* start Data for this exercise *

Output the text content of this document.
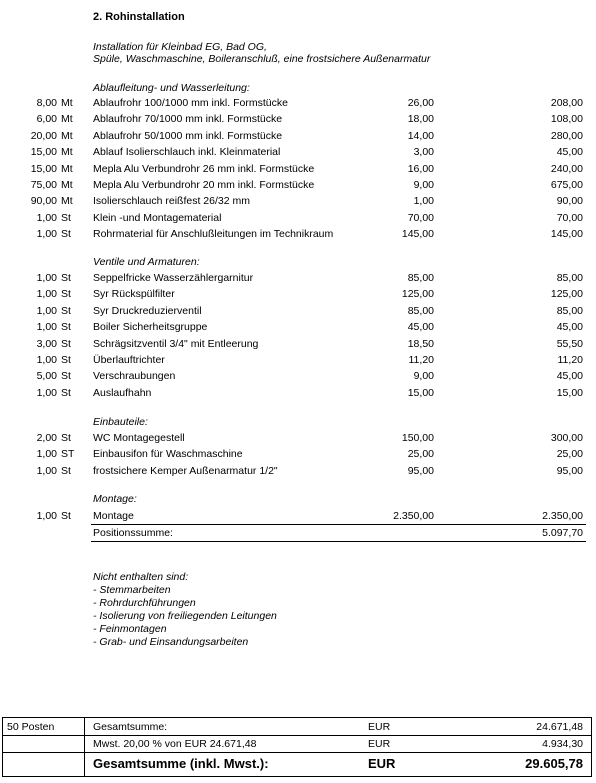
2. Rohinstallation
Installation für Kleinbad EG, Bad OG,
Spüle, Waschmaschine, Boileranschluß, eine frostsichere Außenarmatur
Ablaufleitung- und Wasserleitung:
8,00 Mt Ablaufrohr 100/1000 mm inkl. Formstücke	26,00	208,00
6,00 Mt Ablaufrohr 70/1000 mm inkl. Formstücke	18,00	108,00
20,00 Mt Ablaufrohr 50/1000 mm inkl. Formstücke	14,00	280,00
15,00 Mt Ablauf Isolierschlauch inkl. Kleinmaterial	3,00	45,00
15,00 Mt Mepla Alu Verbundrohr 26 mm inkl. Formstücke	16,00	240,00
75,00 Mt Mepla Alu Verbundrohr 20 mm inkl. Formstücke	9,00	675,00
90,00 Mt Isolierschlauch reißfest 26/32 mm	1,00	90,00
1,00 St Klein -und Montagematerial	70,00	70,00
1,00 St Rohrmaterial für Anschlußleitungen im Technikraum	145,00	145,00
Ventile und Armaturen:
1,00 St Seppelfricke Wasserzählergarnitur	85,00	85,00
1,00 St Syr Rückspülfilter	125,00	125,00
1,00 St Syr Druckreduzierventil	85,00	85,00
1,00 St Boiler Sicherheitsgruppe	45,00	45,00
3,00 St Schrägsitzventil 3/4" mit Entleerung	18,50	55,50
1,00 St Überlauftrichter	11,20	11,20
5,00 St Verschraubungen	9,00	45,00
1,00 St Auslaufhahn	15,00	15,00
Einbauteile:
2,00 St WC Montagegestell	150,00	300,00
1,00 ST Einbausifon für Waschmaschine	25,00	25,00
1,00 St frostsichere Kemper Außenarmatur 1/2"	95,00	95,00
Montage:
1,00 St Montage	2.350,00	2.350,00
Positionssumme:	5.097,70
Nicht enthalten sind:
- Stemmarbeiten
- Rohrdurchführungen
- Isolierung von freiliegenden Leitungen
- Feinmontagen
- Grab- und Einsandungsarbeiten
50 Posten	Gesamtsumme:	EUR	24.671,48
Mwst. 20,00 % von EUR 24.671,48	EUR	4.934,30
Gesamtsumme (inkl. Mwst.):	EUR	29.605,78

* end Data for this exercise *

=== Task requirements ===
Set down every record once more, word for word, without pictures.

=== Exercise solution ===
Output the text content of this document.
2. Rohinstallation
Installation für Kleinbad EG, Bad OG,
Spüle, Waschmaschine, Boileranschluß, eine frostsichere Außenarmatur
Ablaufleitung- und Wasserleitung:
8,00 Mt Ablaufrohr 100/1000 mm inkl. Formstücke	26,00	208,00
6,00 Mt Ablaufrohr 70/1000 mm inkl. Formstücke	18,00	108,00
20,00 Mt Ablaufrohr 50/1000 mm inkl. Formstücke	14,00	280,00
15,00 Mt Ablauf Isolierschlauch inkl. Kleinmaterial	3,00	45,00
15,00 Mt Mepla Alu Verbundrohr 26 mm inkl. Formstücke	16,00	240,00
75,00 Mt Mepla Alu Verbundrohr 20 mm inkl. Formstücke	9,00	675,00
90,00 Mt Isolierschlauch reißfest 26/32 mm	1,00	90,00
1,00 St Klein -und Montagematerial	70,00	70,00
1,00 St Rohrmaterial für Anschlußleitungen im Technikraum	145,00	145,00
Ventile und Armaturen:
1,00 St Seppelfricke Wasserzählergarnitur	85,00	85,00
1,00 St Syr Rückspülfilter	125,00	125,00
1,00 St Syr Druckreduzierventil	85,00	85,00
1,00 St Boiler Sicherheitsgruppe	45,00	45,00
3,00 St Schrägsitzventil 3/4" mit Entleerung	18,50	55,50
1,00 St Überlauftrichter	11,20	11,20
5,00 St Verschraubungen	9,00	45,00
1,00 St Auslaufhahn	15,00	15,00
Einbauteile:
2,00 St WC Montagegestell	150,00	300,00
1,00 ST Einbausifon für Waschmaschine	25,00	25,00
1,00 St frostsichere Kemper Außenarmatur 1/2"	95,00	95,00
Montage:
1,00 St Montage	2.350,00	2.350,00
Positionssumme:	5.097,70
Nicht enthalten sind:
- Stemmarbeiten
- Rohrdurchführungen
- Isolierung von freiliegenden Leitungen
- Feinmontagen
- Grab- und Einsandungsarbeiten
50 Posten	Gesamtsumme:	EUR	24.671,48
Mwst. 20,00 % von EUR 24.671,48	EUR	4.934,30
Gesamtsumme (inkl. Mwst.):	EUR	29.605,78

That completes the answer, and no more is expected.